-- GIVEN EXERCISE --
Pictures do not belong in the copy; restate the records below word for word.

━━━━━━━━

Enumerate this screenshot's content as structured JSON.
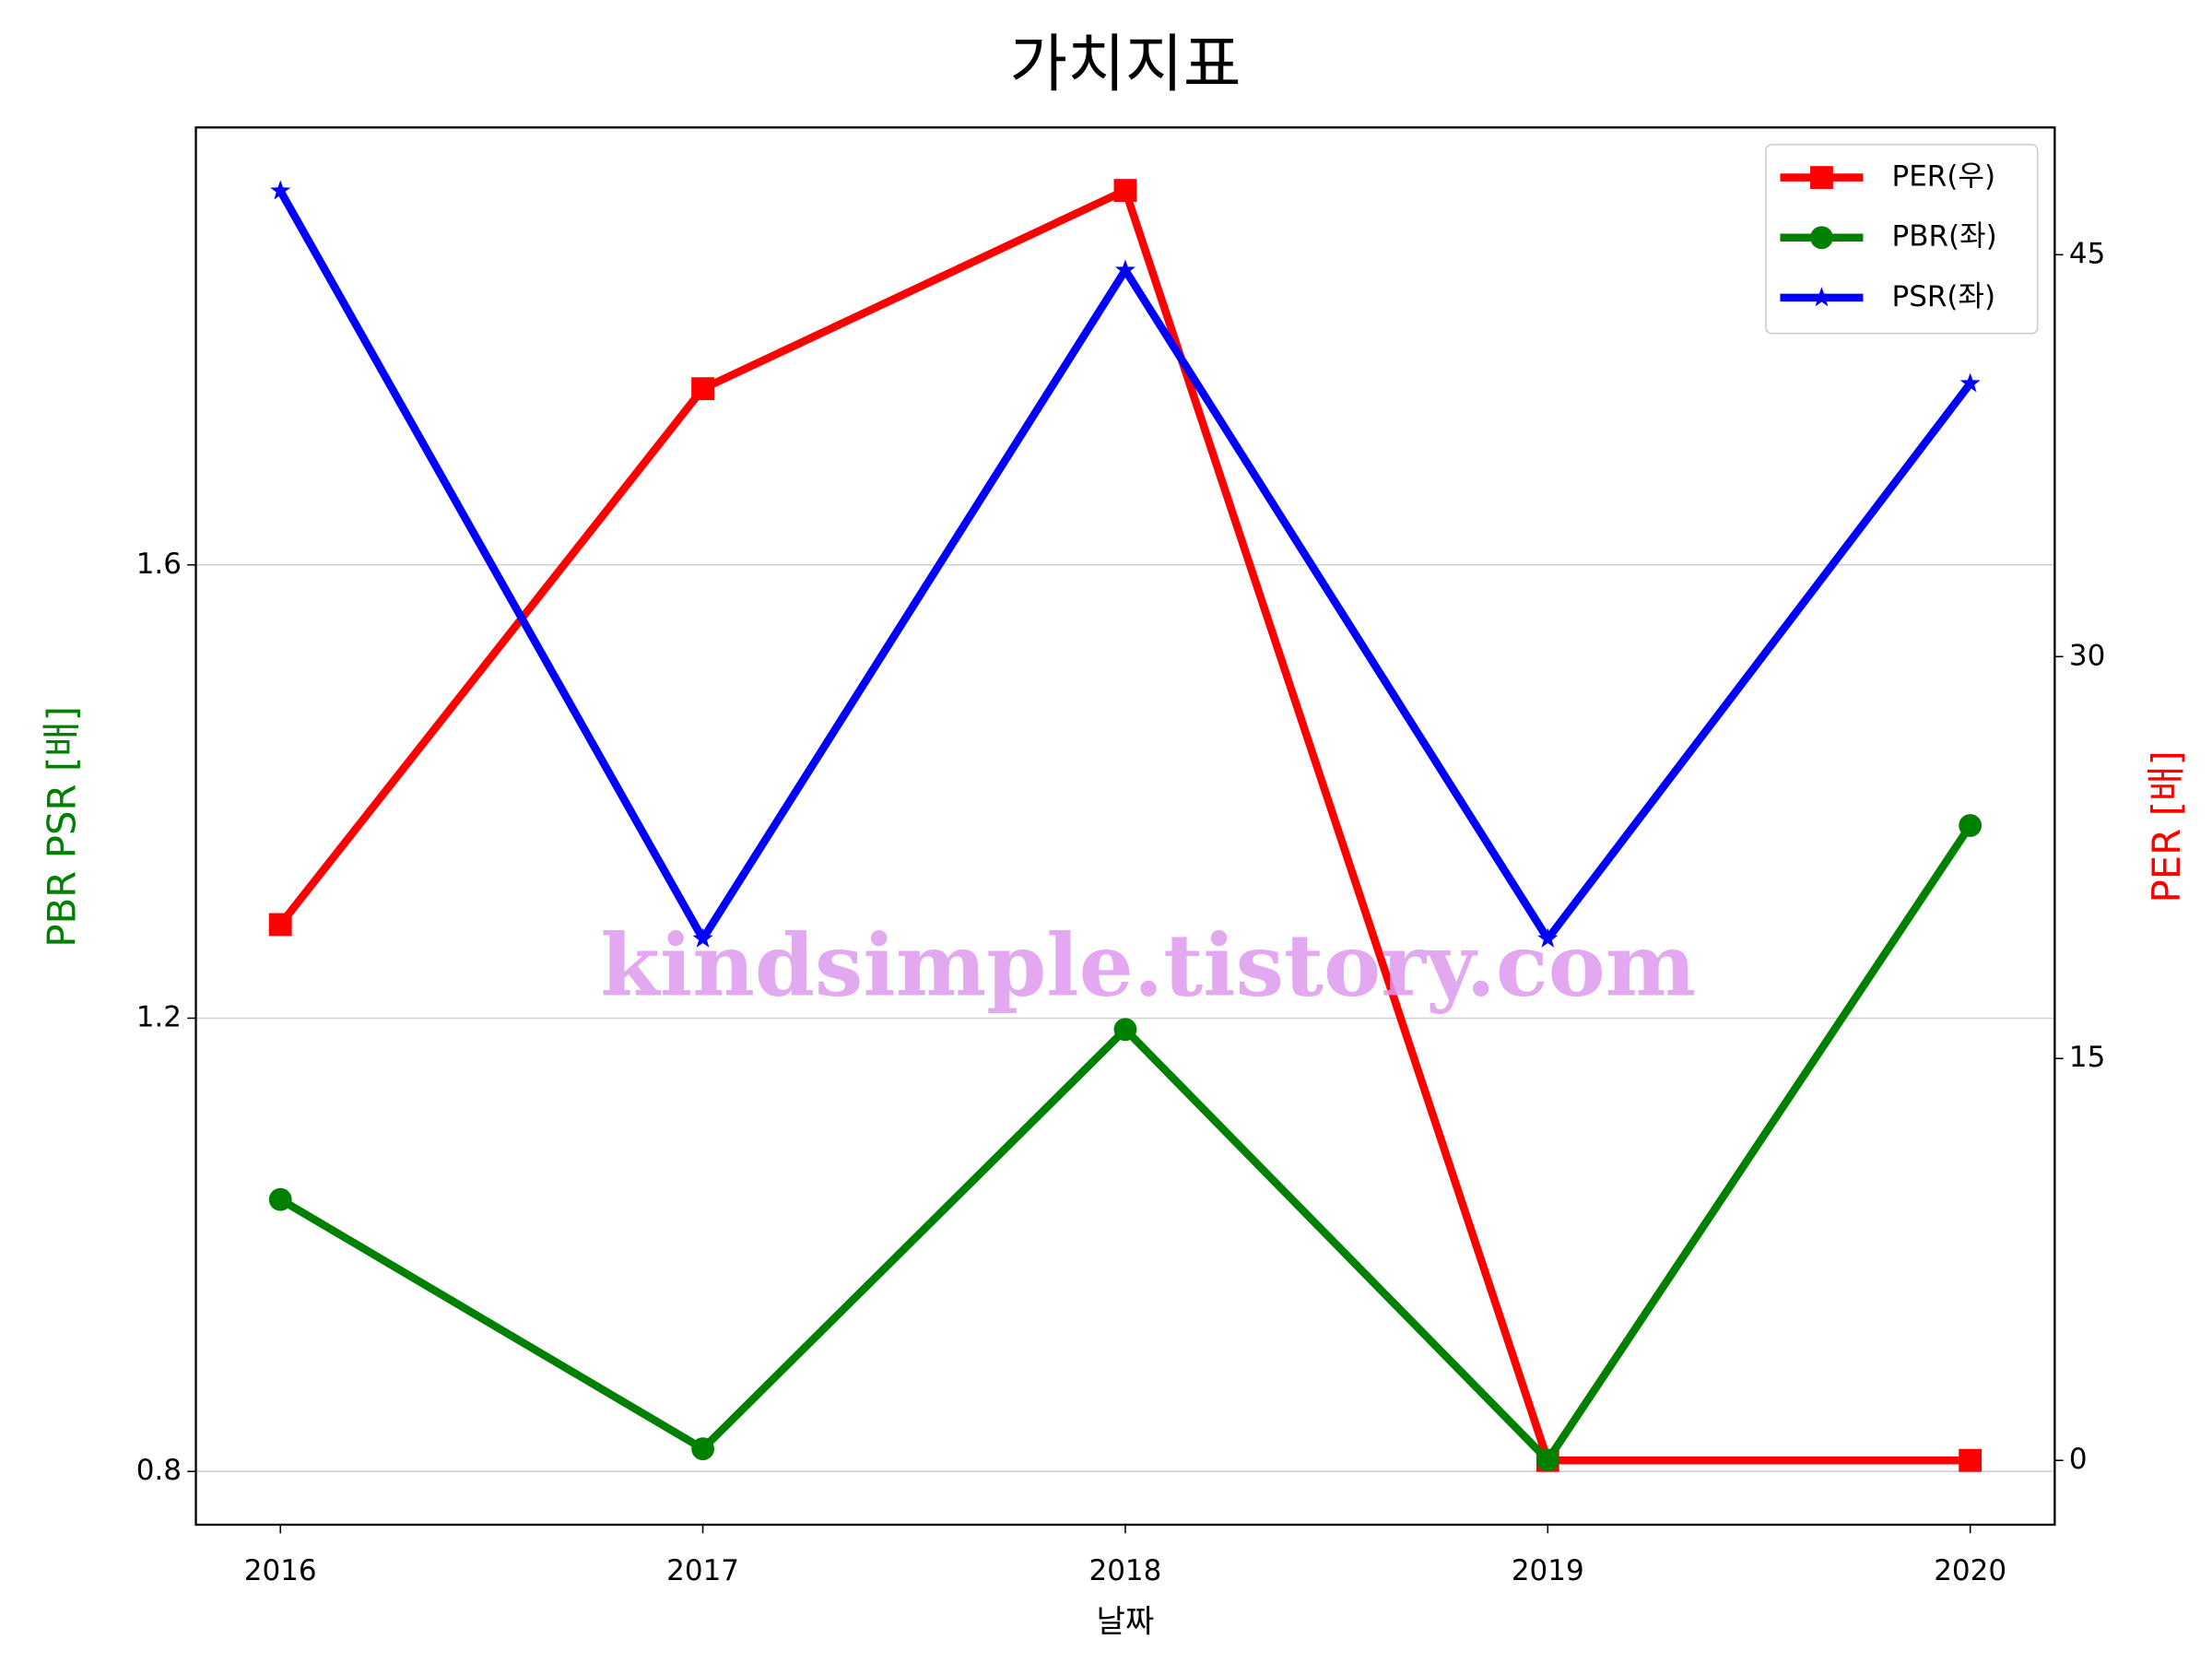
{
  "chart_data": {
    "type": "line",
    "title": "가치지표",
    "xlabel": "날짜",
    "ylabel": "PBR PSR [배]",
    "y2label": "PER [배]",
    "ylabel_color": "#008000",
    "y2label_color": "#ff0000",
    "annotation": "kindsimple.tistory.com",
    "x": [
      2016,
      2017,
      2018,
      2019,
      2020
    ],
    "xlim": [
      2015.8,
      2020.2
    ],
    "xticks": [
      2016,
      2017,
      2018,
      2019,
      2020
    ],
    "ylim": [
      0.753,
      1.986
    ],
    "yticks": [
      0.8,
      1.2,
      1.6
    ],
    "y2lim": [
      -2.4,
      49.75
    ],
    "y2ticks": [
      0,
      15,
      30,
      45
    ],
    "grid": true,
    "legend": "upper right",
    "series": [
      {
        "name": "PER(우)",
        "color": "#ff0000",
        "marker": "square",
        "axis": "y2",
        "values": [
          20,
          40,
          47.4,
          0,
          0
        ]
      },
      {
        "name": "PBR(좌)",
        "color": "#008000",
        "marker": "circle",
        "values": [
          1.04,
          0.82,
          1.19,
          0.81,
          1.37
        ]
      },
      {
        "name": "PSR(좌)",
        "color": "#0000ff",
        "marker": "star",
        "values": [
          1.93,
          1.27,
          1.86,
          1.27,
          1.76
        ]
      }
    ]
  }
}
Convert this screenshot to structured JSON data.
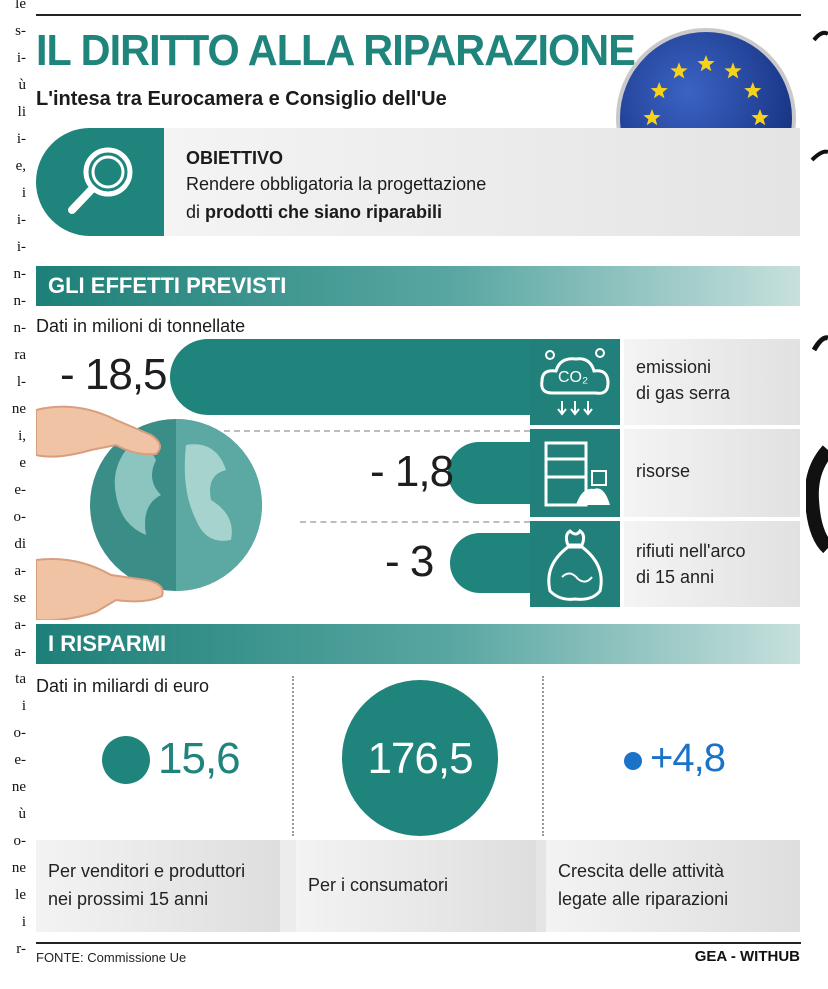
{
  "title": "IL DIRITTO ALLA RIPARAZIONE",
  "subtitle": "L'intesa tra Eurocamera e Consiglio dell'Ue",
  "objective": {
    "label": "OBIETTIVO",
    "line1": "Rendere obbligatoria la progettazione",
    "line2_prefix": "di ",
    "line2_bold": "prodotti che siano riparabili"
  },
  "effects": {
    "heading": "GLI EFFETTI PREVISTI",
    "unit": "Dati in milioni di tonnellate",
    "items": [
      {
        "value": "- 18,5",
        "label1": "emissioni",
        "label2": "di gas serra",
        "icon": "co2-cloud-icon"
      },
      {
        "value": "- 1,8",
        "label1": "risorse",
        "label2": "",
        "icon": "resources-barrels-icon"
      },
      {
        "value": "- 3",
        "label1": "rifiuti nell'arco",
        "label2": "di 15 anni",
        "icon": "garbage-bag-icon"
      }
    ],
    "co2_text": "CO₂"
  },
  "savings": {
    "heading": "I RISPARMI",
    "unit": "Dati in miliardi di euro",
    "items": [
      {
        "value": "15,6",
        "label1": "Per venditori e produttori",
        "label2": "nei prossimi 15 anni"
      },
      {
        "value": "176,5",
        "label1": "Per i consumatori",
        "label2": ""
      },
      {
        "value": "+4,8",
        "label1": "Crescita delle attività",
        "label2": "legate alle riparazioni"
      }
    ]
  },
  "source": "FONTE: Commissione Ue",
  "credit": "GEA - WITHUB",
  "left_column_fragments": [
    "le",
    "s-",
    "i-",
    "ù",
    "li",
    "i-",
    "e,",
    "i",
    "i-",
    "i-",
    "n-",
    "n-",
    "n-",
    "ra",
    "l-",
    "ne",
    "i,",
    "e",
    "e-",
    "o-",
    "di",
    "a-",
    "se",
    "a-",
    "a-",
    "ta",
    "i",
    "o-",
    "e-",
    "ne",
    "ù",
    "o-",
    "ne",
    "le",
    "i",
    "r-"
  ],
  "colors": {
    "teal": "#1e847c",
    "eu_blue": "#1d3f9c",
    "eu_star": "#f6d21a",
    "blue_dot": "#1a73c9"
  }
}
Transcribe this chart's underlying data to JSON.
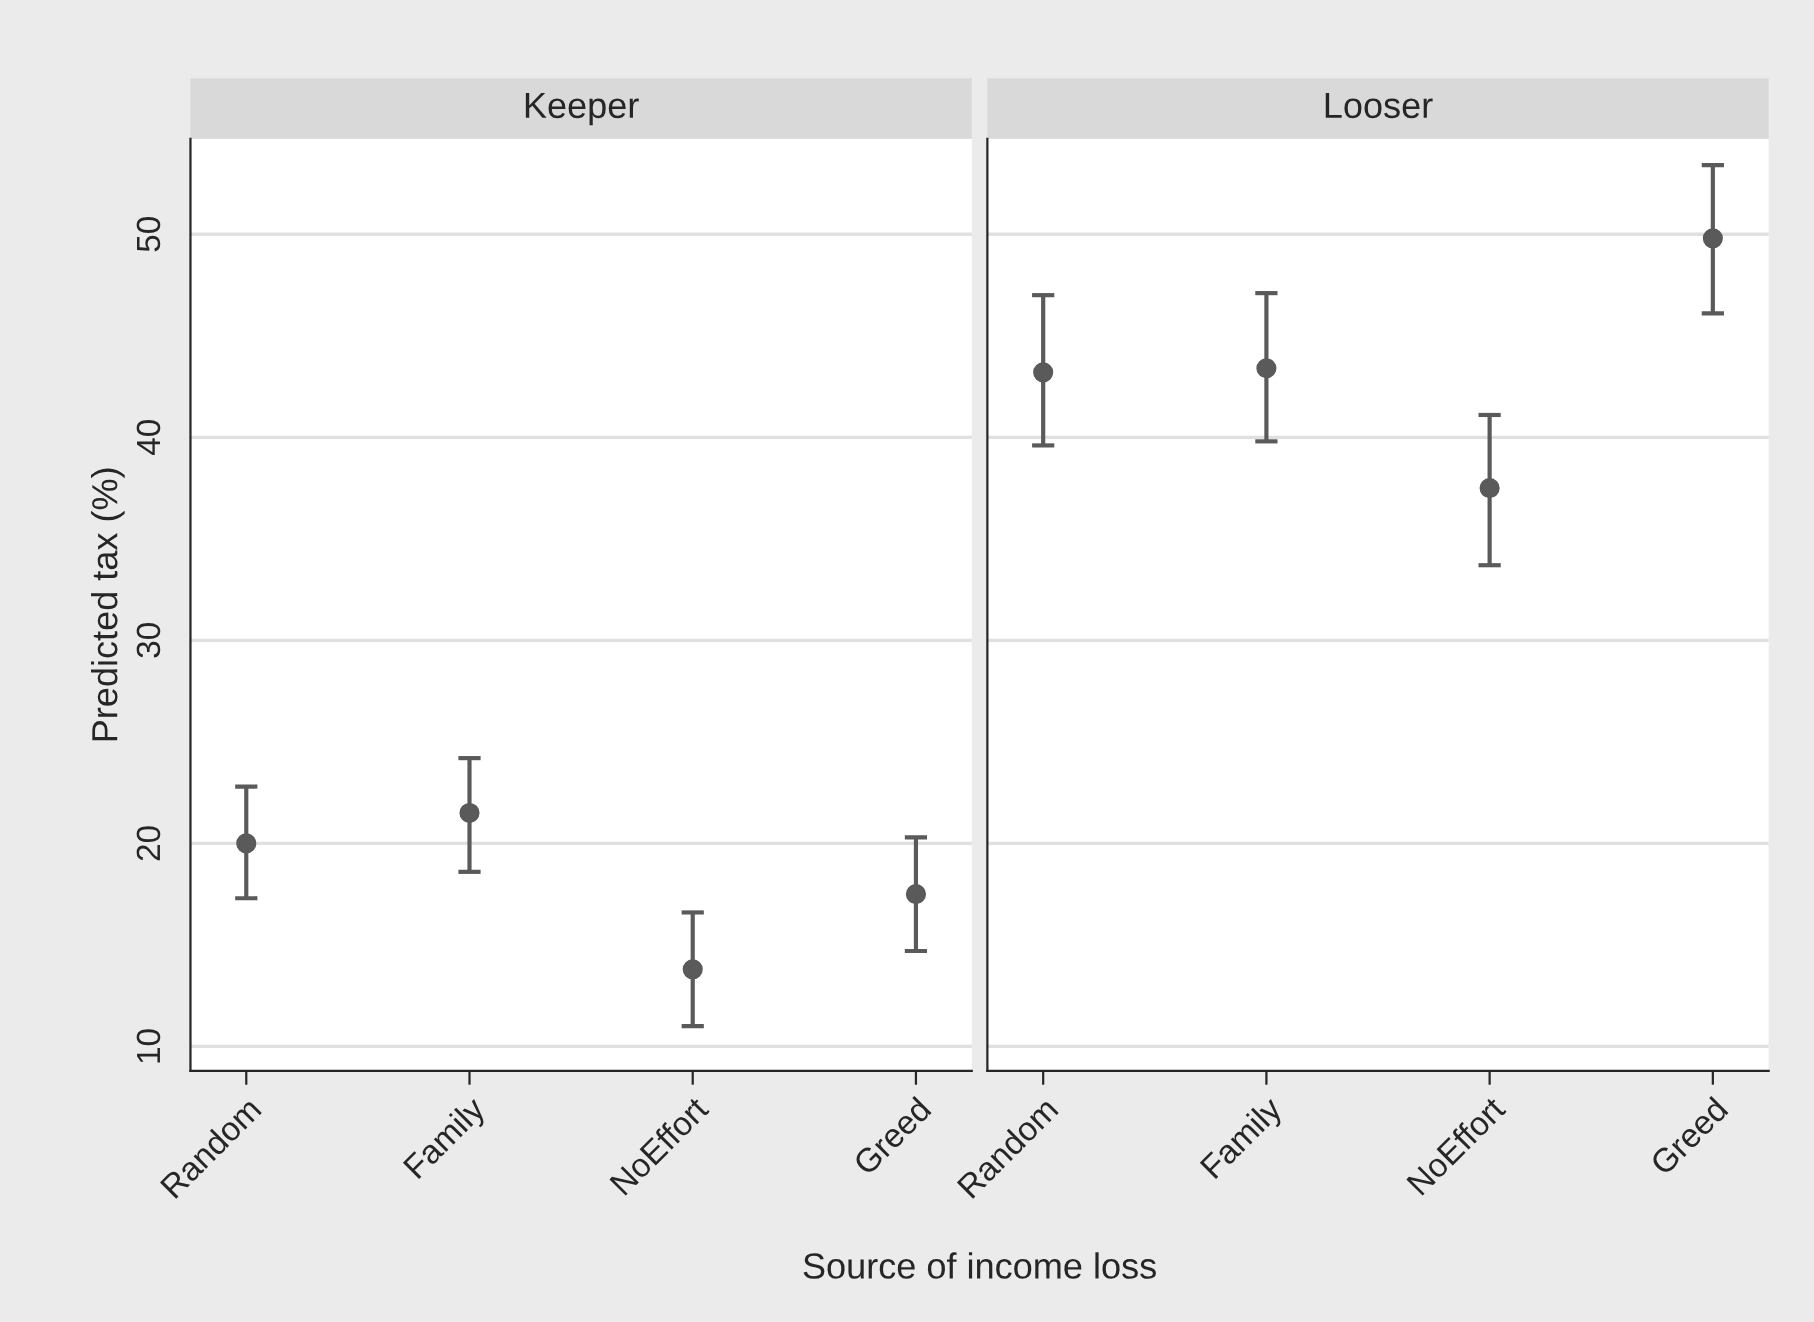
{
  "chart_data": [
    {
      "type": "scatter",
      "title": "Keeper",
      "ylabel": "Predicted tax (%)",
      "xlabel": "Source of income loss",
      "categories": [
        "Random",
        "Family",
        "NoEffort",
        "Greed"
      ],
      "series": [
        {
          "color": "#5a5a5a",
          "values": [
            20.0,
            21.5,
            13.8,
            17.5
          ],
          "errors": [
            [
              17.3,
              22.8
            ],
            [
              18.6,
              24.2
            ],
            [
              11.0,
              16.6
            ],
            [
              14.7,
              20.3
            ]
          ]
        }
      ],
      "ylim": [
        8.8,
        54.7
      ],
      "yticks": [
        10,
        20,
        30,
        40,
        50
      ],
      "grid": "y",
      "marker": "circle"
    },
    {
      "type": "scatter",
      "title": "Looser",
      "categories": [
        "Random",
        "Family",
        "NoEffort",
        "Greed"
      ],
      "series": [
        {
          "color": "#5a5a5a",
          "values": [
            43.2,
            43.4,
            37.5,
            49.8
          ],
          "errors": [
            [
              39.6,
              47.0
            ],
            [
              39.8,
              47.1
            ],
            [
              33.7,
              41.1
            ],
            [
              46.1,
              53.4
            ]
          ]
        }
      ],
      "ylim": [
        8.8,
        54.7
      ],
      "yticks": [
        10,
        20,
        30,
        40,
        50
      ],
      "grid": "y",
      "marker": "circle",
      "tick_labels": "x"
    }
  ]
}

━━━━━━━━

-- EXPECTED OUTPUT --
Enumerate this screenshot's content as structured JSON.
{
  "chart_data": {
    "type": "line",
    "title": "가치지표",
    "xlabel": "날짜",
    "ylabel": "PBR PSR [배]",
    "y2label": "PER [배]",
    "ylabel_color": "#008000",
    "y2label_color": "#ff0000",
    "annotation": "kindsimple.tistory.com",
    "x": [
      2016,
      2017,
      2018,
      2019,
      2020
    ],
    "xlim": [
      2015.8,
      2020.2
    ],
    "xticks": [
      2016,
      2017,
      2018,
      2019,
      2020
    ],
    "ylim": [
      0.753,
      1.986
    ],
    "yticks": [
      0.8,
      1.2,
      1.6
    ],
    "y2lim": [
      -2.4,
      49.75
    ],
    "y2ticks": [
      0,
      15,
      30,
      45
    ],
    "grid": true,
    "legend": "upper right",
    "series": [
      {
        "name": "PER(우)",
        "color": "#ff0000",
        "marker": "square",
        "axis": "y2",
        "values": [
          20,
          40,
          47.4,
          0,
          0
        ]
      },
      {
        "name": "PBR(좌)",
        "color": "#008000",
        "marker": "circle",
        "values": [
          1.04,
          0.82,
          1.19,
          0.81,
          1.37
        ]
      },
      {
        "name": "PSR(좌)",
        "color": "#0000ff",
        "marker": "star",
        "values": [
          1.93,
          1.27,
          1.86,
          1.27,
          1.76
        ]
      }
    ]
  }
}
Convert this screenshot to structured JSON data.
{
  "title": "IL DIRITTO ALLA RIPARAZIONE",
  "subtitle": "L'intesa tra Eurocamera e Consiglio dell'Ue",
  "objective": {
    "label": "OBIETTIVO",
    "line1": "Rendere obbligatoria la progettazione",
    "line2_prefix": "di ",
    "line2_bold": "prodotti che siano riparabili"
  },
  "effects": {
    "heading": "GLI EFFETTI PREVISTI",
    "unit": "Dati in milioni di tonnellate",
    "items": [
      {
        "value": "- 18,5",
        "label1": "emissioni",
        "label2": "di gas serra",
        "icon": "co2-cloud-icon"
      },
      {
        "value": "- 1,8",
        "label1": "risorse",
        "label2": "",
        "icon": "resources-barrels-icon"
      },
      {
        "value": "- 3",
        "label1": "rifiuti nell'arco",
        "label2": "di 15 anni",
        "icon": "garbage-bag-icon"
      }
    ],
    "co2_text": "CO₂"
  },
  "savings": {
    "heading": "I RISPARMI",
    "unit": "Dati in miliardi di euro",
    "items": [
      {
        "value": "15,6",
        "label1": "Per venditori e produttori",
        "label2": "nei prossimi 15 anni"
      },
      {
        "value": "176,5",
        "label1": "Per i consumatori",
        "label2": ""
      },
      {
        "value": "+4,8",
        "label1": "Crescita delle attività",
        "label2": "legate alle riparazioni"
      }
    ]
  },
  "source": "FONTE: Commissione Ue",
  "credit": "GEA - WITHUB",
  "left_column_fragments": [
    "le",
    "s-",
    "i-",
    "ù",
    "li",
    "i-",
    "e,",
    "i",
    "i-",
    "i-",
    "n-",
    "n-",
    "n-",
    "ra",
    "l-",
    "ne",
    "i,",
    "e",
    "e-",
    "o-",
    "di",
    "a-",
    "se",
    "a-",
    "a-",
    "ta",
    "i",
    "o-",
    "e-",
    "ne",
    "ù",
    "o-",
    "ne",
    "le",
    "i",
    "r-"
  ],
  "colors": {
    "teal": "#1e847c",
    "eu_blue": "#1d3f9c",
    "eu_star": "#f6d21a",
    "blue_dot": "#1a73c9"
  }
}
Transcribe this chart's underlying data to JSON.
{
  "chart_data": [
    {
      "type": "scatter",
      "title": "Keeper",
      "ylabel": "Predicted tax (%)",
      "xlabel": "Source of income loss",
      "categories": [
        "Random",
        "Family",
        "NoEffort",
        "Greed"
      ],
      "series": [
        {
          "color": "#5a5a5a",
          "values": [
            20.0,
            21.5,
            13.8,
            17.5
          ],
          "errors": [
            [
              17.3,
              22.8
            ],
            [
              18.6,
              24.2
            ],
            [
              11.0,
              16.6
            ],
            [
              14.7,
              20.3
            ]
          ]
        }
      ],
      "ylim": [
        8.8,
        54.7
      ],
      "yticks": [
        10,
        20,
        30,
        40,
        50
      ],
      "grid": "y",
      "marker": "circle"
    },
    {
      "type": "scatter",
      "title": "Looser",
      "categories": [
        "Random",
        "Family",
        "NoEffort",
        "Greed"
      ],
      "series": [
        {
          "color": "#5a5a5a",
          "values": [
            43.2,
            43.4,
            37.5,
            49.8
          ],
          "errors": [
            [
              39.6,
              47.0
            ],
            [
              39.8,
              47.1
            ],
            [
              33.7,
              41.1
            ],
            [
              46.1,
              53.4
            ]
          ]
        }
      ],
      "ylim": [
        8.8,
        54.7
      ],
      "yticks": [
        10,
        20,
        30,
        40,
        50
      ],
      "grid": "y",
      "marker": "circle",
      "tick_labels": "x"
    }
  ]
}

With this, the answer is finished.